Excerpts from a layout annotation set:
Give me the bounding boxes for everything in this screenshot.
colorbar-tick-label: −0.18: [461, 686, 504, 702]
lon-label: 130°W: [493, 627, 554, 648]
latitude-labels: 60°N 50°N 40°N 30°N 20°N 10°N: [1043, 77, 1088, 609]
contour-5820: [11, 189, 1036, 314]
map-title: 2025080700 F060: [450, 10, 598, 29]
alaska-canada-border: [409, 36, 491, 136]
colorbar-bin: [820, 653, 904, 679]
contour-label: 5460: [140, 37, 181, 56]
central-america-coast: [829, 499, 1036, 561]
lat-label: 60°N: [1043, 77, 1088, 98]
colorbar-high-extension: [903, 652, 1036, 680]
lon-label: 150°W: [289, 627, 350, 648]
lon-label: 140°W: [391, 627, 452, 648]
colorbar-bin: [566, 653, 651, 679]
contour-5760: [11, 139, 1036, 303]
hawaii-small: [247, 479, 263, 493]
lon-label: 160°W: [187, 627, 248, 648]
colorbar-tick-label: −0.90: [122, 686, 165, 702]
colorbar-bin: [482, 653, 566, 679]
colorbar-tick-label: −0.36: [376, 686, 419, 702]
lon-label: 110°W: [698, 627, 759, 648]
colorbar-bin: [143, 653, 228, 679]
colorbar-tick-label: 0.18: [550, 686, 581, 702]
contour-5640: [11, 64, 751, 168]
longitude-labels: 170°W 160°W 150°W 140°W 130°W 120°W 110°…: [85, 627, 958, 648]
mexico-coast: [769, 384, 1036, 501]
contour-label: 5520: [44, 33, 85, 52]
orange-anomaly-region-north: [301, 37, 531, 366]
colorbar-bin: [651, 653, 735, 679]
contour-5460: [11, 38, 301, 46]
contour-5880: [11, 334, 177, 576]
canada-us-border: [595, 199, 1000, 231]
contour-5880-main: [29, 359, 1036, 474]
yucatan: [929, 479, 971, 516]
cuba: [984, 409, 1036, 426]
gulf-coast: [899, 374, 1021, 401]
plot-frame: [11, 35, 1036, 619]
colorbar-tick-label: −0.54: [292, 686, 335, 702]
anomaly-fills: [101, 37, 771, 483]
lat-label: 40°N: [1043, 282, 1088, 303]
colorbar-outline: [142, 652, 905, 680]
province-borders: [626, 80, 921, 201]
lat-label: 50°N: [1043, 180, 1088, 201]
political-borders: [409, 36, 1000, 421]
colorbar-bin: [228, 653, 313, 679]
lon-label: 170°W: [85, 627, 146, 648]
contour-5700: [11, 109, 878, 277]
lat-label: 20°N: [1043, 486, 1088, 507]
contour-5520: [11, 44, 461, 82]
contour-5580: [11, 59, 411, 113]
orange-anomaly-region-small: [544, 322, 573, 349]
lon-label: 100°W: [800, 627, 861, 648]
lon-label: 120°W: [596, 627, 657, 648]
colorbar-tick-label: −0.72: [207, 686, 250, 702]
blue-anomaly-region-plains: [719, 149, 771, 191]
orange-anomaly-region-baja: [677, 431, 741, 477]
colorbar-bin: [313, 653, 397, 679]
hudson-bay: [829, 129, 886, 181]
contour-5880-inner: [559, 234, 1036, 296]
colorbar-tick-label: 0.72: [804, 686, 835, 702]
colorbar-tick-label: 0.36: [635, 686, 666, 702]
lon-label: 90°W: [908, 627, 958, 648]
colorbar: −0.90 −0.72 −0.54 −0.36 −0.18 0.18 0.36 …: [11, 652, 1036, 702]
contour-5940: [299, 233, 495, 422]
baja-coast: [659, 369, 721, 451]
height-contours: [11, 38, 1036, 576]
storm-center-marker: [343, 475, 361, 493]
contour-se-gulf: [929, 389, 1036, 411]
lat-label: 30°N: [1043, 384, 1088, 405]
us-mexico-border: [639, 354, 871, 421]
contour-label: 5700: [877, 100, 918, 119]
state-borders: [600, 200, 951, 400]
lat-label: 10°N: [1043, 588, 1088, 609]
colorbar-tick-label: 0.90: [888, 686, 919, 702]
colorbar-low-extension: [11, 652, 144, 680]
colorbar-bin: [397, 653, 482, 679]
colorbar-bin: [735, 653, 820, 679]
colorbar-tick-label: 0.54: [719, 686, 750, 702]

### Task to complete
Reproduce the lines verbatim, beginning with the first line and stopping after the line that contains "colorbar-bin: [482, 653, 566, 679]".

### The result
Give me the bounding boxes for everything in this screenshot.
colorbar-tick-label: −0.18: [461, 686, 504, 702]
lon-label: 130°W: [493, 627, 554, 648]
latitude-labels: 60°N 50°N 40°N 30°N 20°N 10°N: [1043, 77, 1088, 609]
contour-5820: [11, 189, 1036, 314]
map-title: 2025080700 F060: [450, 10, 598, 29]
alaska-canada-border: [409, 36, 491, 136]
colorbar-bin: [820, 653, 904, 679]
contour-label: 5460: [140, 37, 181, 56]
central-america-coast: [829, 499, 1036, 561]
lat-label: 60°N: [1043, 77, 1088, 98]
colorbar-high-extension: [903, 652, 1036, 680]
lon-label: 150°W: [289, 627, 350, 648]
lon-label: 140°W: [391, 627, 452, 648]
colorbar-bin: [566, 653, 651, 679]
contour-5760: [11, 139, 1036, 303]
hawaii-small: [247, 479, 263, 493]
lon-label: 160°W: [187, 627, 248, 648]
colorbar-tick-label: −0.90: [122, 686, 165, 702]
colorbar-bin: [482, 653, 566, 679]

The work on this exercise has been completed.